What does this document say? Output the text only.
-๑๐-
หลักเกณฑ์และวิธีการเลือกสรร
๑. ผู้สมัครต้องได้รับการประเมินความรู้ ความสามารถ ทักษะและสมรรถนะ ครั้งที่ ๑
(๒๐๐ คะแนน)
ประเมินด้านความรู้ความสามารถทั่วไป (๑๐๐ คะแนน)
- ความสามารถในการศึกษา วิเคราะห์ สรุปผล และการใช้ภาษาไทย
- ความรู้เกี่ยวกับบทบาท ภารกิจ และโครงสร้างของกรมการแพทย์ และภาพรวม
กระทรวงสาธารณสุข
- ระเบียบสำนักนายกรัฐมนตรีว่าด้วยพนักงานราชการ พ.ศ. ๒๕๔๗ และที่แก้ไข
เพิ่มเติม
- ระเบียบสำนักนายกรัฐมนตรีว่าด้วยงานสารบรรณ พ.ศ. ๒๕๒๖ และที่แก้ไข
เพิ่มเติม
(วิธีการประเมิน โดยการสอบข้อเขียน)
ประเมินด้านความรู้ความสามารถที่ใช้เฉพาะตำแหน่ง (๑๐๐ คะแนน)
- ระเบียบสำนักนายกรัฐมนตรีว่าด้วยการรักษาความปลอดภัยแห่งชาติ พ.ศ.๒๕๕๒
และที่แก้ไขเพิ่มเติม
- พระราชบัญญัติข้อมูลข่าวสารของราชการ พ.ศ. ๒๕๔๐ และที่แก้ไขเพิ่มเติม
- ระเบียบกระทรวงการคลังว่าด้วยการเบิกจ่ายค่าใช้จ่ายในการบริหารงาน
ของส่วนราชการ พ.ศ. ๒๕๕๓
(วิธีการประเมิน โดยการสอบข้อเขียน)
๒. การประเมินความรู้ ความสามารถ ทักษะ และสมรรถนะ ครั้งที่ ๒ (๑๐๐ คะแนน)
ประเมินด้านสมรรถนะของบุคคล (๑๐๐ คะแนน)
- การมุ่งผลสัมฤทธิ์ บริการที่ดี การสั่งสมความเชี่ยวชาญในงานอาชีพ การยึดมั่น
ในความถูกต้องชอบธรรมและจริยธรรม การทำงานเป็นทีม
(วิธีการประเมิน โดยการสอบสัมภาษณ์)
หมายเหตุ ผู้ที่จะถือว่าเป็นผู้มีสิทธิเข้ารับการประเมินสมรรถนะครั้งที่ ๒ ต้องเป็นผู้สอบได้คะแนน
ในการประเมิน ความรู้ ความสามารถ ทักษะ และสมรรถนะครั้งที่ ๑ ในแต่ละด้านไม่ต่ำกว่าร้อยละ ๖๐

----

_Requirements_
Write every entry out again exactly.

_Full solution_
What does this document say? Output the text only.
-๑๐-
หลักเกณฑ์และวิธีการเลือกสรร
๑. ผู้สมัครต้องได้รับการประเมินความรู้ ความสามารถ ทักษะและสมรรถนะ ครั้งที่ ๑
(๒๐๐ คะแนน)
ประเมินด้านความรู้ความสามารถทั่วไป (๑๐๐ คะแนน)
- ความสามารถในการศึกษา วิเคราะห์ สรุปผล และการใช้ภาษาไทย
- ความรู้เกี่ยวกับบทบาท ภารกิจ และโครงสร้างของกรมการแพทย์ และภาพรวม
กระทรวงสาธารณสุข
- ระเบียบสำนักนายกรัฐมนตรีว่าด้วยพนักงานราชการ พ.ศ. ๒๕๔๗ และที่แก้ไข
เพิ่มเติม
- ระเบียบสำนักนายกรัฐมนตรีว่าด้วยงานสารบรรณ พ.ศ. ๒๕๒๖ และที่แก้ไข
เพิ่มเติม
(วิธีการประเมิน โดยการสอบข้อเขียน)
ประเมินด้านความรู้ความสามารถที่ใช้เฉพาะตำแหน่ง (๑๐๐ คะแนน)
- ระเบียบสำนักนายกรัฐมนตรีว่าด้วยการรักษาความปลอดภัยแห่งชาติ พ.ศ.๒๕๕๒
และที่แก้ไขเพิ่มเติม
- พระราชบัญญัติข้อมูลข่าวสารของราชการ พ.ศ. ๒๕๔๐ และที่แก้ไขเพิ่มเติม
- ระเบียบกระทรวงการคลังว่าด้วยการเบิกจ่ายค่าใช้จ่ายในการบริหารงาน
ของส่วนราชการ พ.ศ. ๒๕๕๓
(วิธีการประเมิน โดยการสอบข้อเขียน)
๒. การประเมินความรู้ ความสามารถ ทักษะ และสมรรถนะ ครั้งที่ ๒ (๑๐๐ คะแนน)
ประเมินด้านสมรรถนะของบุคคล (๑๐๐ คะแนน)
- การมุ่งผลสัมฤทธิ์ บริการที่ดี การสั่งสมความเชี่ยวชาญในงานอาชีพ การยึดมั่น
ในความถูกต้องชอบธรรมและจริยธรรม การทำงานเป็นทีม
(วิธีการประเมิน โดยการสอบสัมภาษณ์)
หมายเหตุ ผู้ที่จะถือว่าเป็นผู้มีสิทธิเข้ารับการประเมินสมรรถนะครั้งที่ ๒ ต้องเป็นผู้สอบได้คะแนน
ในการประเมิน ความรู้ ความสามารถ ทักษะ และสมรรถนะครั้งที่ ๑ ในแต่ละด้านไม่ต่ำกว่าร้อยละ ๖๐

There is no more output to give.